Repeat the material exactly as it appears.

Some records:
===============
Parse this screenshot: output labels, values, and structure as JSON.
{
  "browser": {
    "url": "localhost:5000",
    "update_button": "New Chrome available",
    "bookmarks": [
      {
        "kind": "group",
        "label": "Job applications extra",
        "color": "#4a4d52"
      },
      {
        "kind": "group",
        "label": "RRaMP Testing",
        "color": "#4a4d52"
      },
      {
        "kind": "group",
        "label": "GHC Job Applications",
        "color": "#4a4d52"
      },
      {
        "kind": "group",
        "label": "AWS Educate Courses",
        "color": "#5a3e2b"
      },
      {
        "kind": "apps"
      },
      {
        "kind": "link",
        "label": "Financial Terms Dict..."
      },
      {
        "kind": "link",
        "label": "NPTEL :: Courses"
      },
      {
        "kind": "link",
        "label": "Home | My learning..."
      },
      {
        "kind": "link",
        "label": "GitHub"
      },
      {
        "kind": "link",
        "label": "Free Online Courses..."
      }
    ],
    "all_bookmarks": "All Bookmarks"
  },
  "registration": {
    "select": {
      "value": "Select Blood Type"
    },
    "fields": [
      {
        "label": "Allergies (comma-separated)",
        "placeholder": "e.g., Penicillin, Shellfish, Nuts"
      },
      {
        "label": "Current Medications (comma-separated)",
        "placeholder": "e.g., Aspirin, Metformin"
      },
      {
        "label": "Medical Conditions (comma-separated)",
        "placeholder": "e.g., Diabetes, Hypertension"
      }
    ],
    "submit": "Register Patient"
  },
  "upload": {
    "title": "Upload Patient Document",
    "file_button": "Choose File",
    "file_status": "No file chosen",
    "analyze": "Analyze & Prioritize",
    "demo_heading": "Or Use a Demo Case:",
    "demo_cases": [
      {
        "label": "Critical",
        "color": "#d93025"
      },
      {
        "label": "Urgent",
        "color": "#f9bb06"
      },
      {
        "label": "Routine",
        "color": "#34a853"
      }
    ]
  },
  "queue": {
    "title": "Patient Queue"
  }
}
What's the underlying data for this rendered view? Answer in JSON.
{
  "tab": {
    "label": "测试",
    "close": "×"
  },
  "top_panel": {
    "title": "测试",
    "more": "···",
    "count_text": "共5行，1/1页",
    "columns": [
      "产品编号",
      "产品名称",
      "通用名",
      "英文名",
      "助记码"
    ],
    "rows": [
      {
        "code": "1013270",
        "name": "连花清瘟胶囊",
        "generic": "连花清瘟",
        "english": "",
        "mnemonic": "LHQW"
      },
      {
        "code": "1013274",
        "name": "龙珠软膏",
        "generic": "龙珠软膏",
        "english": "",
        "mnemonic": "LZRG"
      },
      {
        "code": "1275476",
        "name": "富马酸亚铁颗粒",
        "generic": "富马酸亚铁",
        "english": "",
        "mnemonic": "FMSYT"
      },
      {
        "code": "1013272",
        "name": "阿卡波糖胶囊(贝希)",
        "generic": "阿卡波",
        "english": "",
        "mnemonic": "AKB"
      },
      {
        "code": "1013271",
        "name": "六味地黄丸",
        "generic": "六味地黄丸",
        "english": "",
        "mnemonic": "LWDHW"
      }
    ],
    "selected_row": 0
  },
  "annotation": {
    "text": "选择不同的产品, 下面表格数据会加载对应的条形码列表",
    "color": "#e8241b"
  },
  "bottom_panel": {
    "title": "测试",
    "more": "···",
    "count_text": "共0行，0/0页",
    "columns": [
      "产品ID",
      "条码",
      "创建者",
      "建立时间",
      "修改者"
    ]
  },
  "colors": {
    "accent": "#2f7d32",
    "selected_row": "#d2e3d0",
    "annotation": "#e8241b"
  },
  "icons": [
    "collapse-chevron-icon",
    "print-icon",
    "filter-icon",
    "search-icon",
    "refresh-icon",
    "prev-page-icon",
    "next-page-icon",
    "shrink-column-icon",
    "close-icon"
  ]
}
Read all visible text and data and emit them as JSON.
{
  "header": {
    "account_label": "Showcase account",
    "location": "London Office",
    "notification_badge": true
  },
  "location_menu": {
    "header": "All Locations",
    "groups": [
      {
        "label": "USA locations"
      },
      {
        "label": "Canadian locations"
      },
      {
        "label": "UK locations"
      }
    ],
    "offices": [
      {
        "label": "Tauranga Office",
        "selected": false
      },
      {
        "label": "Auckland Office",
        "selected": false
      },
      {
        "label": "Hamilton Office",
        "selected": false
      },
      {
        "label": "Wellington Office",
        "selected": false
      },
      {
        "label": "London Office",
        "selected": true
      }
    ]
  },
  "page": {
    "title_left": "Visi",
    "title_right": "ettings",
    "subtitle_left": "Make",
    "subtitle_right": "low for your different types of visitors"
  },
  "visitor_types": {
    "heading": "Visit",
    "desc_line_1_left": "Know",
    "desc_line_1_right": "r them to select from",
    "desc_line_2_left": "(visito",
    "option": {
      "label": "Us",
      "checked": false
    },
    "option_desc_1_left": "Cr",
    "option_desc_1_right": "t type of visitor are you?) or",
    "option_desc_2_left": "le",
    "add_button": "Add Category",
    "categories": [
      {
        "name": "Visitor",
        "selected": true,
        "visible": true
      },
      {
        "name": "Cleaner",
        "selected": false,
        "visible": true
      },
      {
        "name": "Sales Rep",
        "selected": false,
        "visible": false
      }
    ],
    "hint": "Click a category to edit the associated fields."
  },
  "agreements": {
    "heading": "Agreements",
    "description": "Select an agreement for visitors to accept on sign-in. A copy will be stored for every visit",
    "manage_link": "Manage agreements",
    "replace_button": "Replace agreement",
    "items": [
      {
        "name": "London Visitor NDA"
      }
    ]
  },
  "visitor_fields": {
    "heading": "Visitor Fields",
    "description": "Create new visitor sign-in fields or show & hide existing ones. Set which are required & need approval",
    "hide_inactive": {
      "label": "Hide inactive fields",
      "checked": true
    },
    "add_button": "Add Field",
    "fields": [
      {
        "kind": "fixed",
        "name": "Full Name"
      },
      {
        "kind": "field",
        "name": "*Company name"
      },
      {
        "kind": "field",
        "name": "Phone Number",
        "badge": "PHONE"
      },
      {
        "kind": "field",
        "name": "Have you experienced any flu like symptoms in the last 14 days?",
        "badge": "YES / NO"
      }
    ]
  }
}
===============
THE SOLUTION:
Parse this screenshot: output labels, values, and structure as JSON.
{
  "browser": {
    "url": "localhost:5000",
    "update_button": "New Chrome available",
    "bookmarks": [
      {
        "kind": "group",
        "label": "Job applications extra",
        "color": "#4a4d52"
      },
      {
        "kind": "group",
        "label": "RRaMP Testing",
        "color": "#4a4d52"
      },
      {
        "kind": "group",
        "label": "GHC Job Applications",
        "color": "#4a4d52"
      },
      {
        "kind": "group",
        "label": "AWS Educate Courses",
        "color": "#5a3e2b"
      },
      {
        "kind": "apps"
      },
      {
        "kind": "link",
        "label": "Financial Terms Dict..."
      },
      {
        "kind": "link",
        "label": "NPTEL :: Courses"
      },
      {
        "kind": "link",
        "label": "Home | My learning..."
      },
      {
        "kind": "link",
        "label": "GitHub"
      },
      {
        "kind": "link",
        "label": "Free Online Courses..."
      }
    ],
    "all_bookmarks": "All Bookmarks"
  },
  "registration": {
    "select": {
      "value": "Select Blood Type"
    },
    "fields": [
      {
        "label": "Allergies (comma-separated)",
        "placeholder": "e.g., Penicillin, Shellfish, Nuts"
      },
      {
        "label": "Current Medications (comma-separated)",
        "placeholder": "e.g., Aspirin, Metformin"
      },
      {
        "label": "Medical Conditions (comma-separated)",
        "placeholder": "e.g., Diabetes, Hypertension"
      }
    ],
    "submit": "Register Patient"
  },
  "upload": {
    "title": "Upload Patient Document",
    "file_button": "Choose File",
    "file_status": "No file chosen",
    "analyze": "Analyze & Prioritize",
    "demo_heading": "Or Use a Demo Case:",
    "demo_cases": [
      {
        "label": "Critical",
        "color": "#d93025"
      },
      {
        "label": "Urgent",
        "color": "#f9bb06"
      },
      {
        "label": "Routine",
        "color": "#34a853"
      }
    ]
  },
  "queue": {
    "title": "Patient Queue"
  }
}
What's the underlying data for this rendered view? Answer in JSON.
{
  "tab": {
    "label": "测试",
    "close": "×"
  },
  "top_panel": {
    "title": "测试",
    "more": "···",
    "count_text": "共5行，1/1页",
    "columns": [
      "产品编号",
      "产品名称",
      "通用名",
      "英文名",
      "助记码"
    ],
    "rows": [
      {
        "code": "1013270",
        "name": "连花清瘟胶囊",
        "generic": "连花清瘟",
        "english": "",
        "mnemonic": "LHQW"
      },
      {
        "code": "1013274",
        "name": "龙珠软膏",
        "generic": "龙珠软膏",
        "english": "",
        "mnemonic": "LZRG"
      },
      {
        "code": "1275476",
        "name": "富马酸亚铁颗粒",
        "generic": "富马酸亚铁",
        "english": "",
        "mnemonic": "FMSYT"
      },
      {
        "code": "1013272",
        "name": "阿卡波糖胶囊(贝希)",
        "generic": "阿卡波",
        "english": "",
        "mnemonic": "AKB"
      },
      {
        "code": "1013271",
        "name": "六味地黄丸",
        "generic": "六味地黄丸",
        "english": "",
        "mnemonic": "LWDHW"
      }
    ],
    "selected_row": 0
  },
  "annotation": {
    "text": "选择不同的产品, 下面表格数据会加载对应的条形码列表",
    "color": "#e8241b"
  },
  "bottom_panel": {
    "title": "测试",
    "more": "···",
    "count_text": "共0行，0/0页",
    "columns": [
      "产品ID",
      "条码",
      "创建者",
      "建立时间",
      "修改者"
    ]
  },
  "colors": {
    "accent": "#2f7d32",
    "selected_row": "#d2e3d0",
    "annotation": "#e8241b"
  },
  "icons": [
    "collapse-chevron-icon",
    "print-icon",
    "filter-icon",
    "search-icon",
    "refresh-icon",
    "prev-page-icon",
    "next-page-icon",
    "shrink-column-icon",
    "close-icon"
  ]
}
Read all visible text and data and emit them as JSON.
{
  "header": {
    "account_label": "Showcase account",
    "location": "London Office",
    "notification_badge": true
  },
  "location_menu": {
    "header": "All Locations",
    "groups": [
      {
        "label": "USA locations"
      },
      {
        "label": "Canadian locations"
      },
      {
        "label": "UK locations"
      }
    ],
    "offices": [
      {
        "label": "Tauranga Office",
        "selected": false
      },
      {
        "label": "Auckland Office",
        "selected": false
      },
      {
        "label": "Hamilton Office",
        "selected": false
      },
      {
        "label": "Wellington Office",
        "selected": false
      },
      {
        "label": "London Office",
        "selected": true
      }
    ]
  },
  "page": {
    "title_left": "Visi",
    "title_right": "ettings",
    "subtitle_left": "Make",
    "subtitle_right": "low for your different types of visitors"
  },
  "visitor_types": {
    "heading": "Visit",
    "desc_line_1_left": "Know",
    "desc_line_1_right": "r them to select from",
    "desc_line_2_left": "(visito",
    "option": {
      "label": "Us",
      "checked": false
    },
    "option_desc_1_left": "Cr",
    "option_desc_1_right": "t type of visitor are you?) or",
    "option_desc_2_left": "le",
    "add_button": "Add Category",
    "categories": [
      {
        "name": "Visitor",
        "selected": true,
        "visible": true
      },
      {
        "name": "Cleaner",
        "selected": false,
        "visible": true
      },
      {
        "name": "Sales Rep",
        "selected": false,
        "visible": false
      }
    ],
    "hint": "Click a category to edit the associated fields."
  },
  "agreements": {
    "heading": "Agreements",
    "description": "Select an agreement for visitors to accept on sign-in. A copy will be stored for every visit",
    "manage_link": "Manage agreements",
    "replace_button": "Replace agreement",
    "items": [
      {
        "name": "London Visitor NDA"
      }
    ]
  },
  "visitor_fields": {
    "heading": "Visitor Fields",
    "description": "Create new visitor sign-in fields or show & hide existing ones. Set which are required & need approval",
    "hide_inactive": {
      "label": "Hide inactive fields",
      "checked": true
    },
    "add_button": "Add Field",
    "fields": [
      {
        "kind": "fixed",
        "name": "Full Name"
      },
      {
        "kind": "field",
        "name": "*Company name"
      },
      {
        "kind": "field",
        "name": "Phone Number",
        "badge": "PHONE"
      },
      {
        "kind": "field",
        "name": "Have you experienced any flu like symptoms in the last 14 days?",
        "badge": "YES / NO"
      }
    ]
  }
}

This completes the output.